:: Records for this exercise ::

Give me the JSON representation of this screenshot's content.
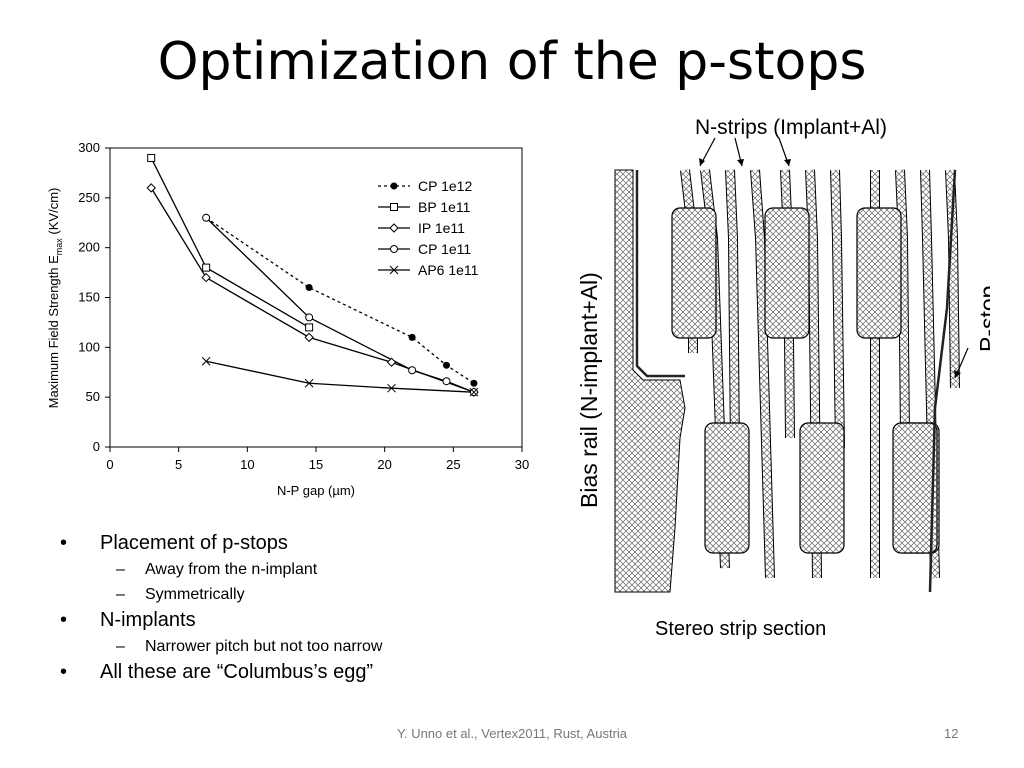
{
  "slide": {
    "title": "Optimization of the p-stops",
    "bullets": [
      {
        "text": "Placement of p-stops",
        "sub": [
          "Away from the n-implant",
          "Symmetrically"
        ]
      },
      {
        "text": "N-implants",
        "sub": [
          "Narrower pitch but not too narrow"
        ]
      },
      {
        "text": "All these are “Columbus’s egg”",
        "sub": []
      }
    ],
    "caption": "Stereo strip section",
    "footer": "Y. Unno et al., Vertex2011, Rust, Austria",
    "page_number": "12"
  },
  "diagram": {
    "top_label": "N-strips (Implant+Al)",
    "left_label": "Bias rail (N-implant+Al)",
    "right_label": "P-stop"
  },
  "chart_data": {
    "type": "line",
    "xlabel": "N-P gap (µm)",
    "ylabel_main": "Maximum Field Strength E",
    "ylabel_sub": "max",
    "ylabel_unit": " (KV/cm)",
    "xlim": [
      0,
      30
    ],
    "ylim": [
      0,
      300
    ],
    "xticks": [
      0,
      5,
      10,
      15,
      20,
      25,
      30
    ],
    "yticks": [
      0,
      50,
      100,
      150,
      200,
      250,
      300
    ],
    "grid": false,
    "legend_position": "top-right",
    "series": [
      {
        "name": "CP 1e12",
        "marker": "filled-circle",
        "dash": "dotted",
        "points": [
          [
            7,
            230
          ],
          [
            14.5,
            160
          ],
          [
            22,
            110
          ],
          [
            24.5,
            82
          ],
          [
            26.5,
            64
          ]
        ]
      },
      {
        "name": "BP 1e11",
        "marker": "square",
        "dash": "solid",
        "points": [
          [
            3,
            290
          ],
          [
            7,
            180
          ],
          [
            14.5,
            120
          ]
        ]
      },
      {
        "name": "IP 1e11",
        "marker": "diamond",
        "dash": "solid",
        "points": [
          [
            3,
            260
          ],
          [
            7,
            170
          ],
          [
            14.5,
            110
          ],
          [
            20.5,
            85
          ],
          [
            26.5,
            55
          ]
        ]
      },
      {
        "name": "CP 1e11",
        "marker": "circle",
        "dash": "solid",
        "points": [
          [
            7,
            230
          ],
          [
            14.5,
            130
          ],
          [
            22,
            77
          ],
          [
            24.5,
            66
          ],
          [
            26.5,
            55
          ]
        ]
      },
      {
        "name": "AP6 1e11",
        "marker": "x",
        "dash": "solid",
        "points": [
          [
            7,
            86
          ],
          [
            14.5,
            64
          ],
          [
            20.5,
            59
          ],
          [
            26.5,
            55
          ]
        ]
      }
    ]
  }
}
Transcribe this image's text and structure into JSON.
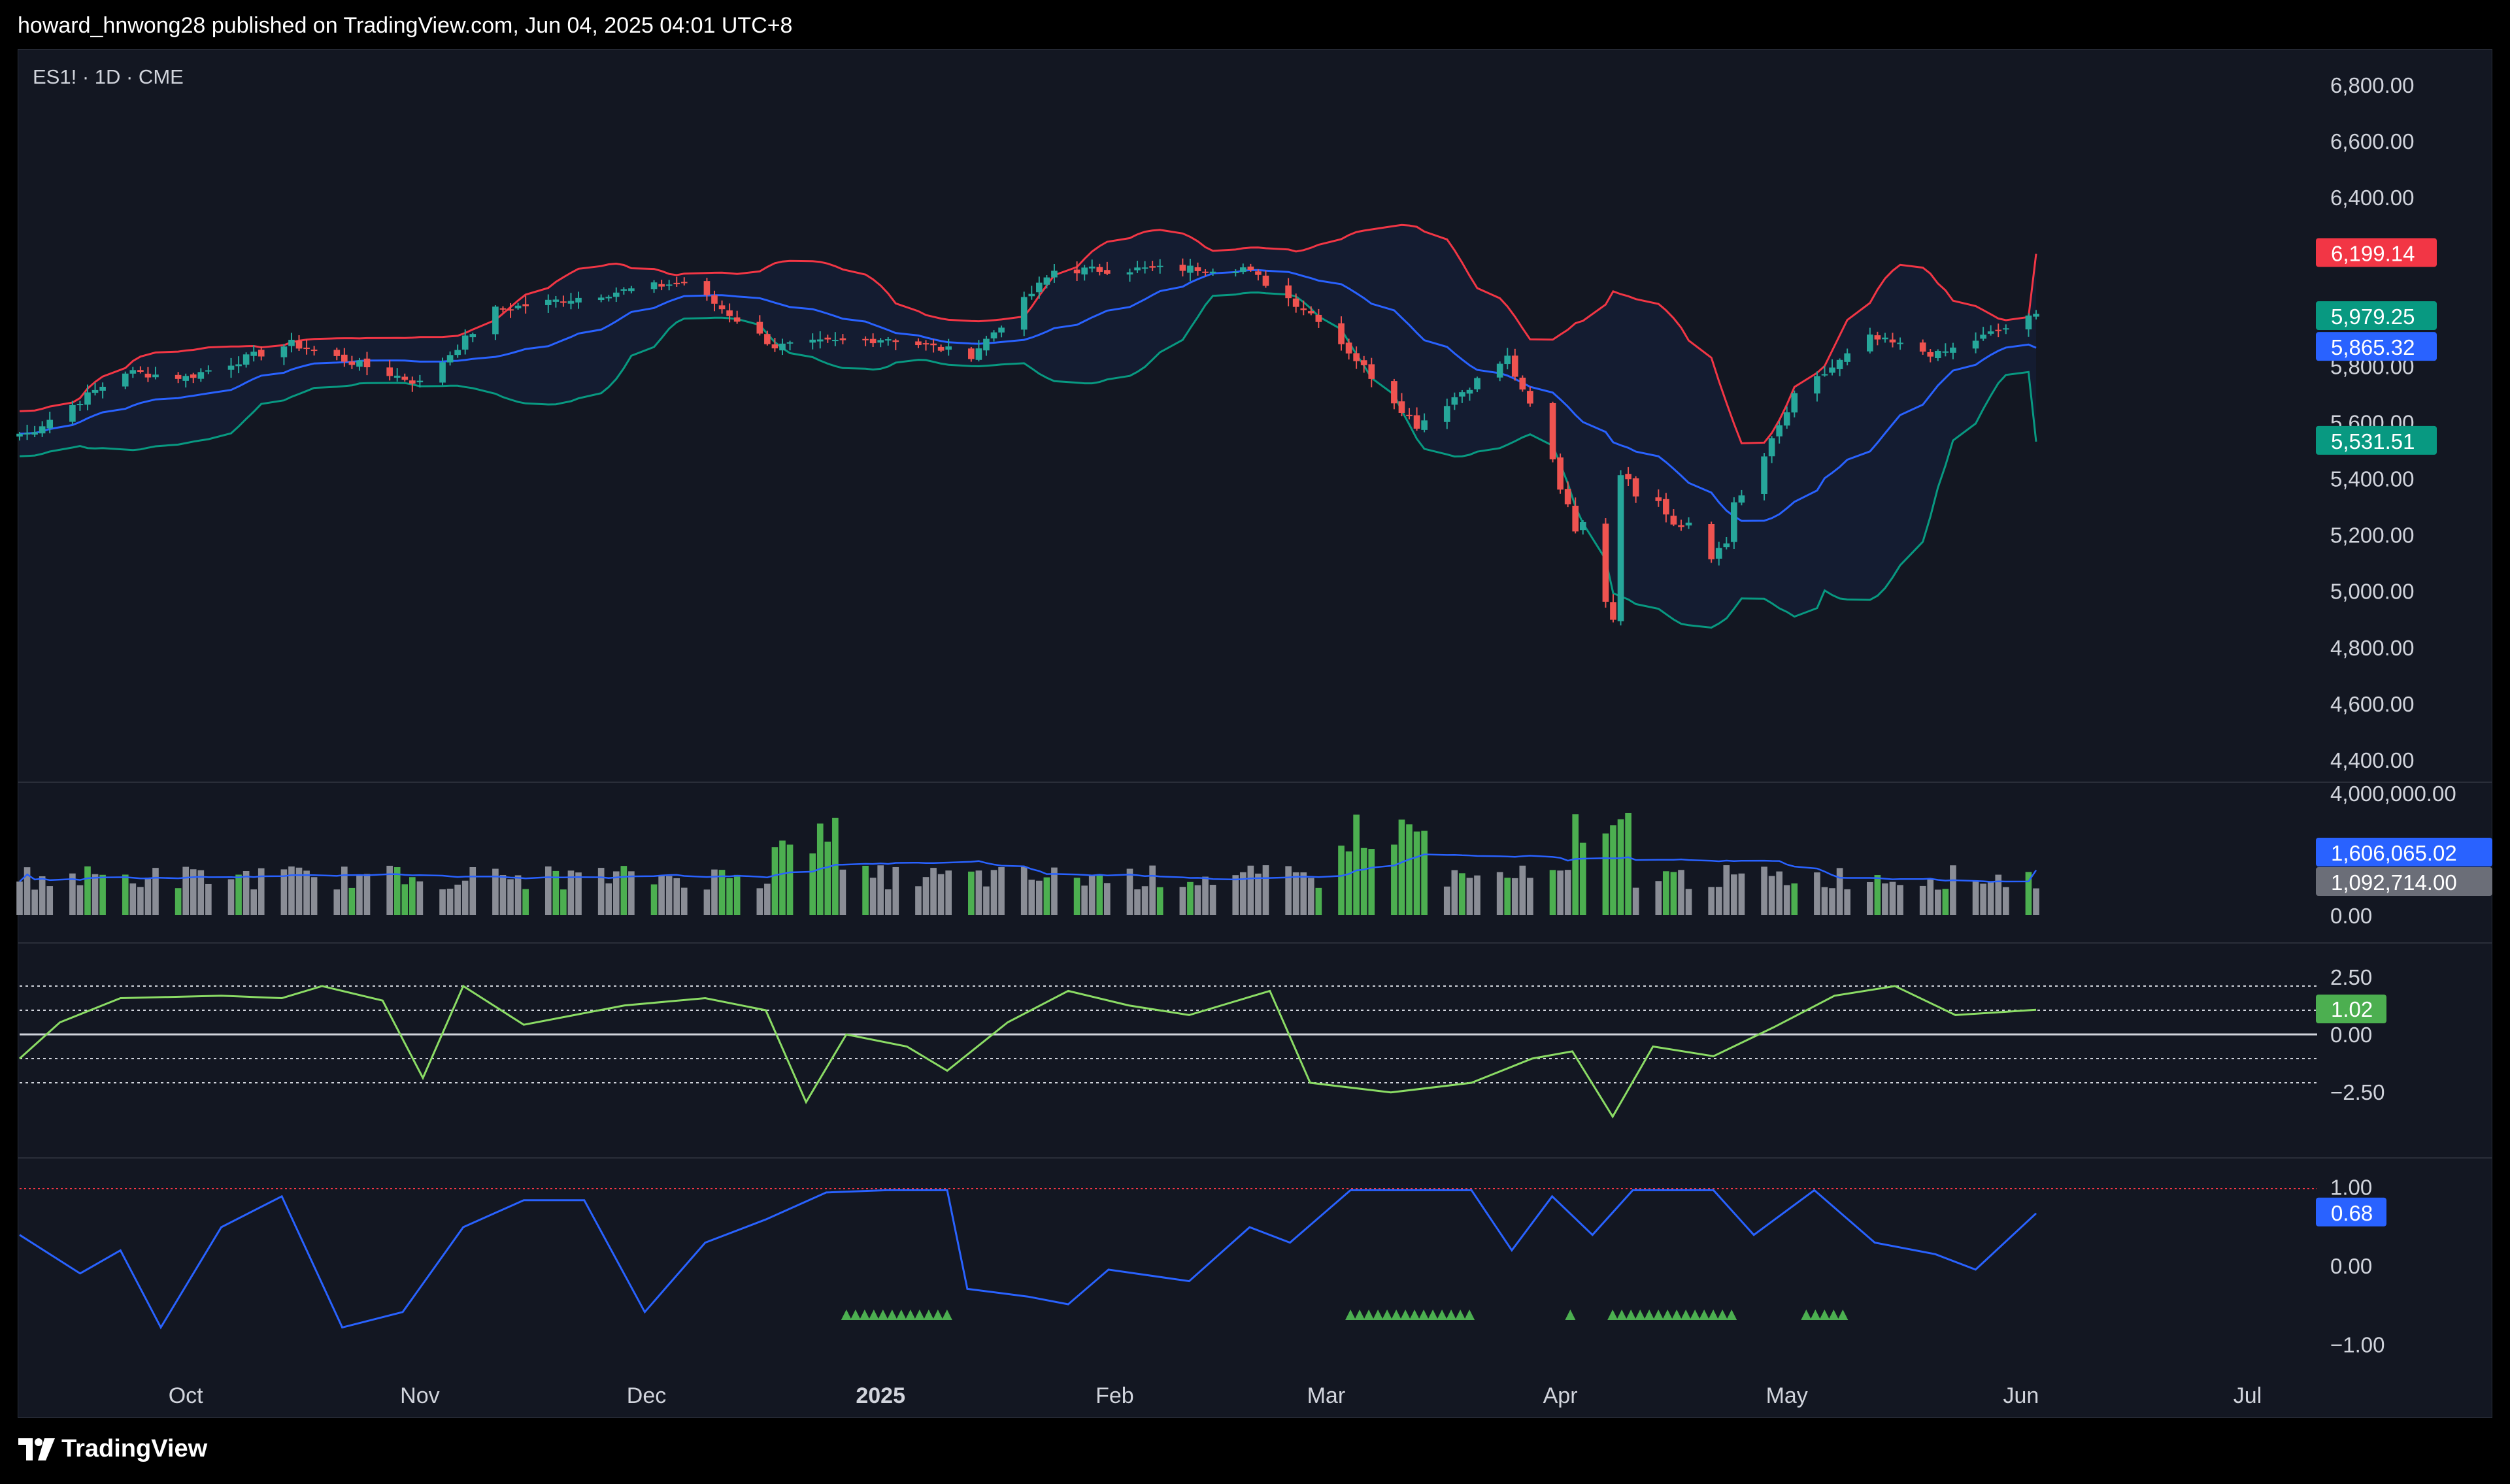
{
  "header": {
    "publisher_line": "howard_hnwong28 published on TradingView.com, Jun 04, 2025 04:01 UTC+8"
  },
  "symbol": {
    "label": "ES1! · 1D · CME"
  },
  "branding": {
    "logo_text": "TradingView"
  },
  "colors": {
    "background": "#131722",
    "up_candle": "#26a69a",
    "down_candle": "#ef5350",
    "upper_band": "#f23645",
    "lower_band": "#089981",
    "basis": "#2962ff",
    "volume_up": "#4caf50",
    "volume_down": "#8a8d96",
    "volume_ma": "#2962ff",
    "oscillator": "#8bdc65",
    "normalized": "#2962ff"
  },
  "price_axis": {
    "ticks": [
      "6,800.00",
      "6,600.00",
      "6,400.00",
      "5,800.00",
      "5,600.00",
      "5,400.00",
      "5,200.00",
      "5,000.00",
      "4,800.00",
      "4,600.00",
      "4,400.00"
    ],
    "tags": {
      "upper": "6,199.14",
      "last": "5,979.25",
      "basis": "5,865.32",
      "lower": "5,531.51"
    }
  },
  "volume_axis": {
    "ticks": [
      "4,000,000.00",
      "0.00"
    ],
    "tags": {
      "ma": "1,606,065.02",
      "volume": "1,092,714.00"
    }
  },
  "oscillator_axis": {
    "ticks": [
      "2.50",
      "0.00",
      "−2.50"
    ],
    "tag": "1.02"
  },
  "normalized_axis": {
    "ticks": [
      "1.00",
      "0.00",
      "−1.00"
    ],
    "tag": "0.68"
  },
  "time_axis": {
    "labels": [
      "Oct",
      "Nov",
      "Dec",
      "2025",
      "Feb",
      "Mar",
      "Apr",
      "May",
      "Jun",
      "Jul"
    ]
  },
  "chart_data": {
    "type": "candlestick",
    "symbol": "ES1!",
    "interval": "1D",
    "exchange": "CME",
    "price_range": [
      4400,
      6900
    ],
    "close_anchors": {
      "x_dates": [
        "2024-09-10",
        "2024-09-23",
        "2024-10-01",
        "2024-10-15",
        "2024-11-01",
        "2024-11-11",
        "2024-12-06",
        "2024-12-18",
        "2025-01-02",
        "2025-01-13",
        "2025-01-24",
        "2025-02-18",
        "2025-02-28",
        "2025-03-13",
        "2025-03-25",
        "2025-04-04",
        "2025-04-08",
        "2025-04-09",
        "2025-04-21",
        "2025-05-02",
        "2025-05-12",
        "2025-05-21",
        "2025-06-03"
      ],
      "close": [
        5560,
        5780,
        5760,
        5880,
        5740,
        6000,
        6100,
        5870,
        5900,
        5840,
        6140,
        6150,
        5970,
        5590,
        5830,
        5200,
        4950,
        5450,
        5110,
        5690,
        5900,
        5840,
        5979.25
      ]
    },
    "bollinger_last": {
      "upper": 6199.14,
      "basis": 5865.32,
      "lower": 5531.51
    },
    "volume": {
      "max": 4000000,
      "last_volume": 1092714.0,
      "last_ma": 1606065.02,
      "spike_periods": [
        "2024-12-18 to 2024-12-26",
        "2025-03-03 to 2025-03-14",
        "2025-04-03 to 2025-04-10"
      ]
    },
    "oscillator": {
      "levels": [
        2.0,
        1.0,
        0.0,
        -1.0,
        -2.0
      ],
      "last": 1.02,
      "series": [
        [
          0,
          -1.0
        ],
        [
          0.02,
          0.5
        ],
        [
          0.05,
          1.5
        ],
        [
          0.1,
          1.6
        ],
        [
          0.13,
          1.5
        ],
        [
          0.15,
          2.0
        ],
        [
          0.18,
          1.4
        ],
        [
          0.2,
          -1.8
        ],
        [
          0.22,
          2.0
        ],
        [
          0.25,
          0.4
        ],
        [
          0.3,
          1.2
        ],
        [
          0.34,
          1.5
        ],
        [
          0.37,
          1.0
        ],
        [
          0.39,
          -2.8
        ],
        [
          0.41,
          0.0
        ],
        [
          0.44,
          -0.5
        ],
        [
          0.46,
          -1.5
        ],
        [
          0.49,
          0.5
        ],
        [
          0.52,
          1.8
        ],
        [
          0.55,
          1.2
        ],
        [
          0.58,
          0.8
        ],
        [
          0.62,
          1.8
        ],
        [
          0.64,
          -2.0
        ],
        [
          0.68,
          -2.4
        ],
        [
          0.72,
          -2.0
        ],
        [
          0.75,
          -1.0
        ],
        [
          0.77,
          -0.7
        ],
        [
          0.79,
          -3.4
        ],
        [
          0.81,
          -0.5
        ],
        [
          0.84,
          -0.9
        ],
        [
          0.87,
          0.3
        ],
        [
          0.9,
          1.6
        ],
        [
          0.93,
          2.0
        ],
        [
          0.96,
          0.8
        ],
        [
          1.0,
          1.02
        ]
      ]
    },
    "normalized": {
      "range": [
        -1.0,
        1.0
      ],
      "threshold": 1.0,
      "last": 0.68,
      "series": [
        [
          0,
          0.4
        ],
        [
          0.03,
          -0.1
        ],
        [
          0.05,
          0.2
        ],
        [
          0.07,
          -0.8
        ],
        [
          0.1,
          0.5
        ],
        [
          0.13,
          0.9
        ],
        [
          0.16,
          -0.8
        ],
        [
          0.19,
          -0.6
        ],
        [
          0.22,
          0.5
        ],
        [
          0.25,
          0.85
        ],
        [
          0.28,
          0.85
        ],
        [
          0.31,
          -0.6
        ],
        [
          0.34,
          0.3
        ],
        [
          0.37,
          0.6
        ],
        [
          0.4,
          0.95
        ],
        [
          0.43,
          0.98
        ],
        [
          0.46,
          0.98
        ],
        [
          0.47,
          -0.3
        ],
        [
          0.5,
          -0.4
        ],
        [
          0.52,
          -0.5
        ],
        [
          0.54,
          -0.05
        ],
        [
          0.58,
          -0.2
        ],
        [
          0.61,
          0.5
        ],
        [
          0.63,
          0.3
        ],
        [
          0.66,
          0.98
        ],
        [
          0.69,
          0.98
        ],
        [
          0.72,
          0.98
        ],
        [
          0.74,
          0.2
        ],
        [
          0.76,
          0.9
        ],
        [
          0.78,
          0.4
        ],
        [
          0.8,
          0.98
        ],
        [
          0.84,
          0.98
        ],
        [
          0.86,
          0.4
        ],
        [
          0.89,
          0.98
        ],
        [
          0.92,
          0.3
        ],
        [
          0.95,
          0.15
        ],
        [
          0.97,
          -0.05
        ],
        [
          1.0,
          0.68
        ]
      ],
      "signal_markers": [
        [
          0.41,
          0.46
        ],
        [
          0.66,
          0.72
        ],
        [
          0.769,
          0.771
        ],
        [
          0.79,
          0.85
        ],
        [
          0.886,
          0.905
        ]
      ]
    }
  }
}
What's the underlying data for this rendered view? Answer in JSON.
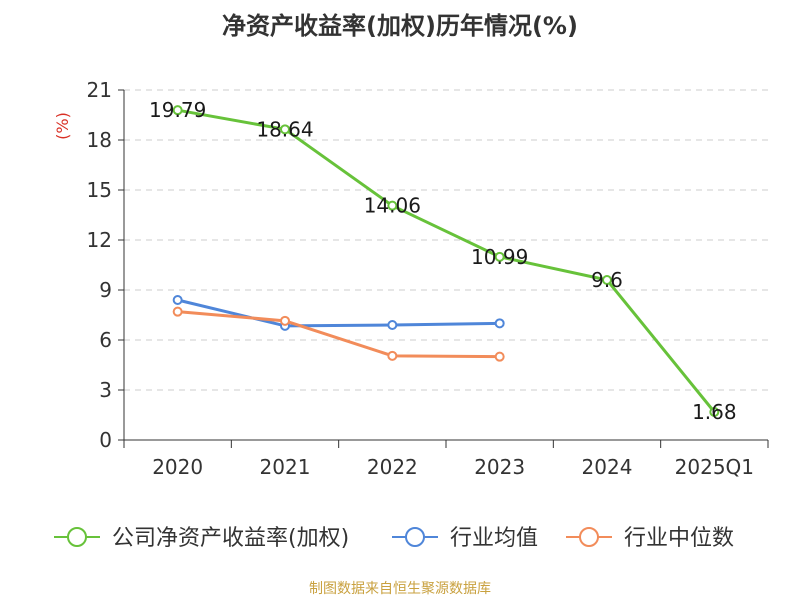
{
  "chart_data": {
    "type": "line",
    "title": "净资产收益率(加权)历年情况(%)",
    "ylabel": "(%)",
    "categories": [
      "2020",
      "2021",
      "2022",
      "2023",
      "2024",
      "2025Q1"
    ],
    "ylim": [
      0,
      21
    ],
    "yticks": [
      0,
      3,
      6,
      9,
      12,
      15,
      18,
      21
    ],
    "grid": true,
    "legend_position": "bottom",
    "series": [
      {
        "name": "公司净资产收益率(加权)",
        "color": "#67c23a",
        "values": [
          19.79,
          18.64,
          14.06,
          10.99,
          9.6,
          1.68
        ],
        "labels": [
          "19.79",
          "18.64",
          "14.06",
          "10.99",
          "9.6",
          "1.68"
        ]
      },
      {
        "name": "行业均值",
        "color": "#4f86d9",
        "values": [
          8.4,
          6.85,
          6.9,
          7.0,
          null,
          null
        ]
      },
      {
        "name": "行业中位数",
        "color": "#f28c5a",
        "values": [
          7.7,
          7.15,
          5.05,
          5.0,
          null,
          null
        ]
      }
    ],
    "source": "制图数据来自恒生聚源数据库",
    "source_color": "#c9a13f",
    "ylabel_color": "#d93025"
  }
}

:::

__Your instructions__
Output nothing but the lines from the line with "What's the underlying" through the last line of the material above, please, word for word and without the pictures.

__Expected output__
What's the underlying data for this rendered view? Answer in JSON.
{
  "chart_data": {
    "type": "line",
    "title": "净资产收益率(加权)历年情况(%)",
    "ylabel": "(%)",
    "categories": [
      "2020",
      "2021",
      "2022",
      "2023",
      "2024",
      "2025Q1"
    ],
    "ylim": [
      0,
      21
    ],
    "yticks": [
      0,
      3,
      6,
      9,
      12,
      15,
      18,
      21
    ],
    "grid": true,
    "legend_position": "bottom",
    "series": [
      {
        "name": "公司净资产收益率(加权)",
        "color": "#67c23a",
        "values": [
          19.79,
          18.64,
          14.06,
          10.99,
          9.6,
          1.68
        ],
        "labels": [
          "19.79",
          "18.64",
          "14.06",
          "10.99",
          "9.6",
          "1.68"
        ]
      },
      {
        "name": "行业均值",
        "color": "#4f86d9",
        "values": [
          8.4,
          6.85,
          6.9,
          7.0,
          null,
          null
        ]
      },
      {
        "name": "行业中位数",
        "color": "#f28c5a",
        "values": [
          7.7,
          7.15,
          5.05,
          5.0,
          null,
          null
        ]
      }
    ],
    "source": "制图数据来自恒生聚源数据库",
    "source_color": "#c9a13f",
    "ylabel_color": "#d93025"
  }
}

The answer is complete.